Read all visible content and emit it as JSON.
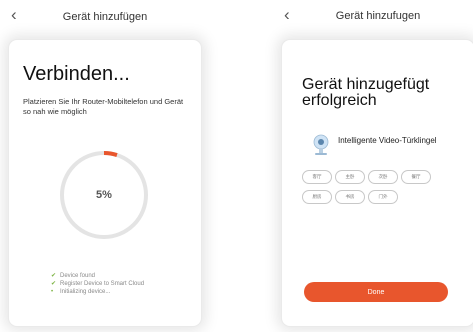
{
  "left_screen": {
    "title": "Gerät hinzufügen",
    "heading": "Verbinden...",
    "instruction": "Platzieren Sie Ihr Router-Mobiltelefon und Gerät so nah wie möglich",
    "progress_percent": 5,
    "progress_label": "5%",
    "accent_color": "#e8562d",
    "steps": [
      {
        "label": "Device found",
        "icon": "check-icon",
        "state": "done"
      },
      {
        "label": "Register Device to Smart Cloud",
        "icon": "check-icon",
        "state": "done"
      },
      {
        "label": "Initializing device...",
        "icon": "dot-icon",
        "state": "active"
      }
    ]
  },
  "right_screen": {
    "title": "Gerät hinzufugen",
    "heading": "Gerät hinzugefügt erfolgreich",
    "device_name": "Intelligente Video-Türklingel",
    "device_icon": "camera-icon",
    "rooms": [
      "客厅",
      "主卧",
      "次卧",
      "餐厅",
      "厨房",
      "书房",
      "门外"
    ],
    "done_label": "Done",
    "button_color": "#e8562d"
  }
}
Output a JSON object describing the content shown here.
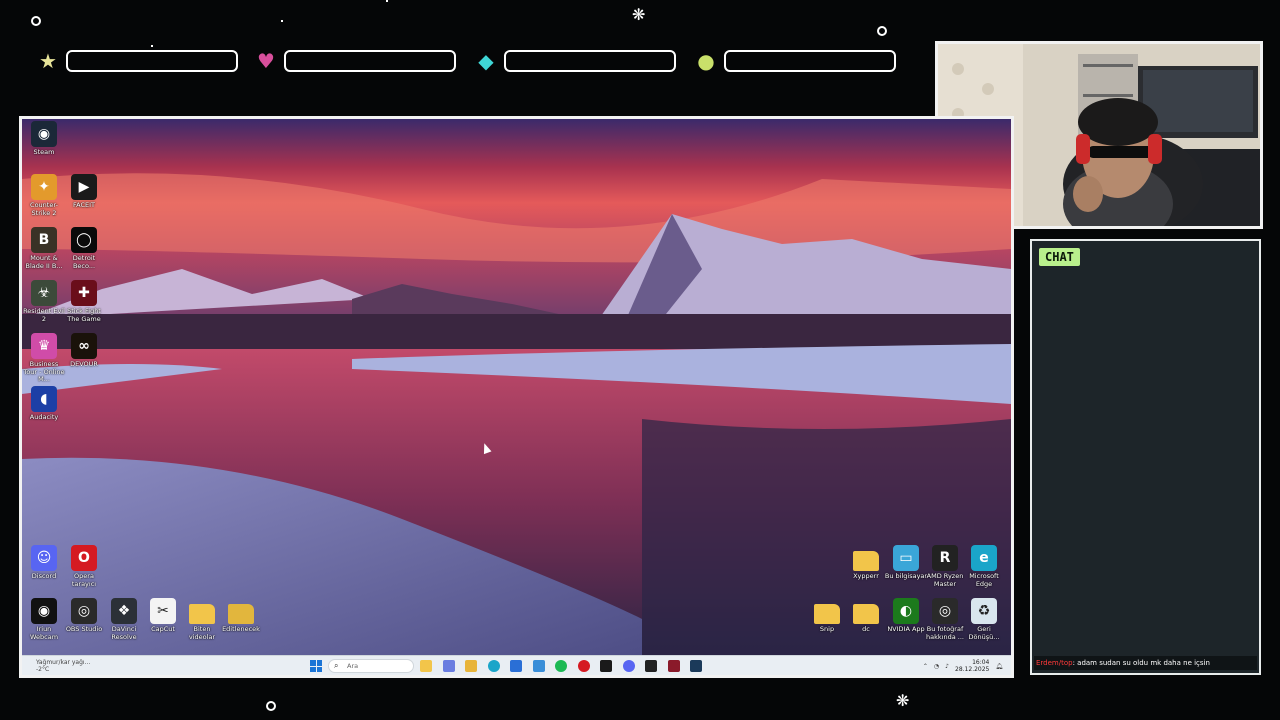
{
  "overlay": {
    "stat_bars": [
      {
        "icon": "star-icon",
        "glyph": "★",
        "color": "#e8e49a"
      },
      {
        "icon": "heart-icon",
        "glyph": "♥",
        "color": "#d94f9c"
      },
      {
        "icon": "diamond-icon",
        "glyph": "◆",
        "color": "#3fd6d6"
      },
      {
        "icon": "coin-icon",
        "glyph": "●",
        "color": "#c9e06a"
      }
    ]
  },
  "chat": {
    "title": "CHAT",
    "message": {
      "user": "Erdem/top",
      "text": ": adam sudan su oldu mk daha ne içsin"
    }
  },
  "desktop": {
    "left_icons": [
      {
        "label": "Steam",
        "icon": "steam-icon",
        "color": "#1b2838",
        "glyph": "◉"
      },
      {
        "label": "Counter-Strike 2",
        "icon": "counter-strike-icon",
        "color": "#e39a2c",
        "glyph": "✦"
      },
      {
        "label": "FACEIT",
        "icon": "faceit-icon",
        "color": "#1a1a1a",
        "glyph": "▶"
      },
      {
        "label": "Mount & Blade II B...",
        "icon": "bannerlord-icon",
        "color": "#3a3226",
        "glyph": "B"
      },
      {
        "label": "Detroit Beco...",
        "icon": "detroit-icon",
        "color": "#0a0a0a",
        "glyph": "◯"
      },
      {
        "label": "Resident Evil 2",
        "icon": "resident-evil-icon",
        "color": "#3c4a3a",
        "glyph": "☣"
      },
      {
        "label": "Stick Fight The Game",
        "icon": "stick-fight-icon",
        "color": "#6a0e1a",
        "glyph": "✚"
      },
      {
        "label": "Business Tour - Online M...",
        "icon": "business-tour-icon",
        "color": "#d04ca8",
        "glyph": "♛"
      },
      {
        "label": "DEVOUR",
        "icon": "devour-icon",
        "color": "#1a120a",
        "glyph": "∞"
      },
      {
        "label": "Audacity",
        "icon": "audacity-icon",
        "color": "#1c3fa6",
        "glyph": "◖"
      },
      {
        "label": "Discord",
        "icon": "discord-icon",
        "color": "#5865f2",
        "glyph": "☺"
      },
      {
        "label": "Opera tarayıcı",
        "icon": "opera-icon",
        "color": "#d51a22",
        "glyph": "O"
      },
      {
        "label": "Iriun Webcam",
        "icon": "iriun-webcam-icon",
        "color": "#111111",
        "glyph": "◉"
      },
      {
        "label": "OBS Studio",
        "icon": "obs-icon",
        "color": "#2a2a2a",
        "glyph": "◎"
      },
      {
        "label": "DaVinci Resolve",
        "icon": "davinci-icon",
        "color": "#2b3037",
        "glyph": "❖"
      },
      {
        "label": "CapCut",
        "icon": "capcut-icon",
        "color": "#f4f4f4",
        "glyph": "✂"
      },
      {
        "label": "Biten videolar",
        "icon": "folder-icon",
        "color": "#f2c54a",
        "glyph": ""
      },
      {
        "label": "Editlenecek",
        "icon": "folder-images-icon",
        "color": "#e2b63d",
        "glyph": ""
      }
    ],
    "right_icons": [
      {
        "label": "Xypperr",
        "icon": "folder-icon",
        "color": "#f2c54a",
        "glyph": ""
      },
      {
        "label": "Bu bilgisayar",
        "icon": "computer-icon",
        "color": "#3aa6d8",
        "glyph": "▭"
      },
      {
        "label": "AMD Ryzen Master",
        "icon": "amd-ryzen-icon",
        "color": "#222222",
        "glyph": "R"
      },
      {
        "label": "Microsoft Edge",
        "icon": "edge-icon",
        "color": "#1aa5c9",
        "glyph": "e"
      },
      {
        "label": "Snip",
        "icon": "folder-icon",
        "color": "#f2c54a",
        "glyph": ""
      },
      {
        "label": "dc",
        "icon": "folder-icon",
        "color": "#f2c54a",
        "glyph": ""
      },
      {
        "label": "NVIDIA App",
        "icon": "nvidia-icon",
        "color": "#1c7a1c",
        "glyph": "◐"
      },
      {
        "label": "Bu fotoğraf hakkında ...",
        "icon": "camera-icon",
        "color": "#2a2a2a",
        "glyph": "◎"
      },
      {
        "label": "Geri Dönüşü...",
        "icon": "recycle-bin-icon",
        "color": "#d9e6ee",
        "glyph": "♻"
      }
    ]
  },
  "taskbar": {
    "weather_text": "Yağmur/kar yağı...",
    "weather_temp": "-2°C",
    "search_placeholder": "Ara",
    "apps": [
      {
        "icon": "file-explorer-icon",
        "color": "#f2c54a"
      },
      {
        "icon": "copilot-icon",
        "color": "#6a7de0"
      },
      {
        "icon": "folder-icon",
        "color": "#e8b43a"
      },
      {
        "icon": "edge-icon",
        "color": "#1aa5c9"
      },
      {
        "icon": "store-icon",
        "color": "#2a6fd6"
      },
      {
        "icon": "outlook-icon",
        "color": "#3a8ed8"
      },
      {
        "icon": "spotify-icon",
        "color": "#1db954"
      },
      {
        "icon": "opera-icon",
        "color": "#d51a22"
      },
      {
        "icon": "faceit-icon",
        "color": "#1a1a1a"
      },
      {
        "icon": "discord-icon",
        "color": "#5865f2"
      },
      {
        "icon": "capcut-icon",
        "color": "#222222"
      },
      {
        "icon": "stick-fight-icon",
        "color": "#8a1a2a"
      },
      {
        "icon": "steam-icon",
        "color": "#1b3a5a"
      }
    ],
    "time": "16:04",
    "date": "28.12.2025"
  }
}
::::
* _Task to carry out_
Repeat the data exactly, excluding the pictures.

* _Task output_
Read all visible content and emit it as JSON.
{
  "left_screen": {
    "title": "Gerät hinzufügen",
    "heading": "Verbinden...",
    "instruction": "Platzieren Sie Ihr Router-Mobiltelefon und Gerät so nah wie möglich",
    "progress_percent": 5,
    "progress_label": "5%",
    "accent_color": "#e8562d",
    "steps": [
      {
        "label": "Device found",
        "icon": "check-icon",
        "state": "done"
      },
      {
        "label": "Register Device to Smart Cloud",
        "icon": "check-icon",
        "state": "done"
      },
      {
        "label": "Initializing device...",
        "icon": "dot-icon",
        "state": "active"
      }
    ]
  },
  "right_screen": {
    "title": "Gerät hinzufugen",
    "heading": "Gerät hinzugefügt erfolgreich",
    "device_name": "Intelligente Video-Türklingel",
    "device_icon": "camera-icon",
    "rooms": [
      "客厅",
      "主卧",
      "次卧",
      "餐厅",
      "厨房",
      "书房",
      "门外"
    ],
    "done_label": "Done",
    "button_color": "#e8562d"
  }
}
Output a JSON object describing the content shown here.
{
  "overlay": {
    "stat_bars": [
      {
        "icon": "star-icon",
        "glyph": "★",
        "color": "#e8e49a"
      },
      {
        "icon": "heart-icon",
        "glyph": "♥",
        "color": "#d94f9c"
      },
      {
        "icon": "diamond-icon",
        "glyph": "◆",
        "color": "#3fd6d6"
      },
      {
        "icon": "coin-icon",
        "glyph": "●",
        "color": "#c9e06a"
      }
    ]
  },
  "chat": {
    "title": "CHAT",
    "message": {
      "user": "Erdem/top",
      "text": ": adam sudan su oldu mk daha ne içsin"
    }
  },
  "desktop": {
    "left_icons": [
      {
        "label": "Steam",
        "icon": "steam-icon",
        "color": "#1b2838",
        "glyph": "◉"
      },
      {
        "label": "Counter-Strike 2",
        "icon": "counter-strike-icon",
        "color": "#e39a2c",
        "glyph": "✦"
      },
      {
        "label": "FACEIT",
        "icon": "faceit-icon",
        "color": "#1a1a1a",
        "glyph": "▶"
      },
      {
        "label": "Mount & Blade II B...",
        "icon": "bannerlord-icon",
        "color": "#3a3226",
        "glyph": "B"
      },
      {
        "label": "Detroit Beco...",
        "icon": "detroit-icon",
        "color": "#0a0a0a",
        "glyph": "◯"
      },
      {
        "label": "Resident Evil 2",
        "icon": "resident-evil-icon",
        "color": "#3c4a3a",
        "glyph": "☣"
      },
      {
        "label": "Stick Fight The Game",
        "icon": "stick-fight-icon",
        "color": "#6a0e1a",
        "glyph": "✚"
      },
      {
        "label": "Business Tour - Online M...",
        "icon": "business-tour-icon",
        "color": "#d04ca8",
        "glyph": "♛"
      },
      {
        "label": "DEVOUR",
        "icon": "devour-icon",
        "color": "#1a120a",
        "glyph": "∞"
      },
      {
        "label": "Audacity",
        "icon": "audacity-icon",
        "color": "#1c3fa6",
        "glyph": "◖"
      },
      {
        "label": "Discord",
        "icon": "discord-icon",
        "color": "#5865f2",
        "glyph": "☺"
      },
      {
        "label": "Opera tarayıcı",
        "icon": "opera-icon",
        "color": "#d51a22",
        "glyph": "O"
      },
      {
        "label": "Iriun Webcam",
        "icon": "iriun-webcam-icon",
        "color": "#111111",
        "glyph": "◉"
      },
      {
        "label": "OBS Studio",
        "icon": "obs-icon",
        "color": "#2a2a2a",
        "glyph": "◎"
      },
      {
        "label": "DaVinci Resolve",
        "icon": "davinci-icon",
        "color": "#2b3037",
        "glyph": "❖"
      },
      {
        "label": "CapCut",
        "icon": "capcut-icon",
        "color": "#f4f4f4",
        "glyph": "✂"
      },
      {
        "label": "Biten videolar",
        "icon": "folder-icon",
        "color": "#f2c54a",
        "glyph": ""
      },
      {
        "label": "Editlenecek",
        "icon": "folder-images-icon",
        "color": "#e2b63d",
        "glyph": ""
      }
    ],
    "right_icons": [
      {
        "label": "Xypperr",
        "icon": "folder-icon",
        "color": "#f2c54a",
        "glyph": ""
      },
      {
        "label": "Bu bilgisayar",
        "icon": "computer-icon",
        "color": "#3aa6d8",
        "glyph": "▭"
      },
      {
        "label": "AMD Ryzen Master",
        "icon": "amd-ryzen-icon",
        "color": "#222222",
        "glyph": "R"
      },
      {
        "label": "Microsoft Edge",
        "icon": "edge-icon",
        "color": "#1aa5c9",
        "glyph": "e"
      },
      {
        "label": "Snip",
        "icon": "folder-icon",
        "color": "#f2c54a",
        "glyph": ""
      },
      {
        "label": "dc",
        "icon": "folder-icon",
        "color": "#f2c54a",
        "glyph": ""
      },
      {
        "label": "NVIDIA App",
        "icon": "nvidia-icon",
        "color": "#1c7a1c",
        "glyph": "◐"
      },
      {
        "label": "Bu fotoğraf hakkında ...",
        "icon": "camera-icon",
        "color": "#2a2a2a",
        "glyph": "◎"
      },
      {
        "label": "Geri Dönüşü...",
        "icon": "recycle-bin-icon",
        "color": "#d9e6ee",
        "glyph": "♻"
      }
    ]
  },
  "taskbar": {
    "weather_text": "Yağmur/kar yağı...",
    "weather_temp": "-2°C",
    "search_placeholder": "Ara",
    "apps": [
      {
        "icon": "file-explorer-icon",
        "color": "#f2c54a"
      },
      {
        "icon": "copilot-icon",
        "color": "#6a7de0"
      },
      {
        "icon": "folder-icon",
        "color": "#e8b43a"
      },
      {
        "icon": "edge-icon",
        "color": "#1aa5c9"
      },
      {
        "icon": "store-icon",
        "color": "#2a6fd6"
      },
      {
        "icon": "outlook-icon",
        "color": "#3a8ed8"
      },
      {
        "icon": "spotify-icon",
        "color": "#1db954"
      },
      {
        "icon": "opera-icon",
        "color": "#d51a22"
      },
      {
        "icon": "faceit-icon",
        "color": "#1a1a1a"
      },
      {
        "icon": "discord-icon",
        "color": "#5865f2"
      },
      {
        "icon": "capcut-icon",
        "color": "#222222"
      },
      {
        "icon": "stick-fight-icon",
        "color": "#8a1a2a"
      },
      {
        "icon": "steam-icon",
        "color": "#1b3a5a"
      }
    ],
    "time": "16:04",
    "date": "28.12.2025"
  }
}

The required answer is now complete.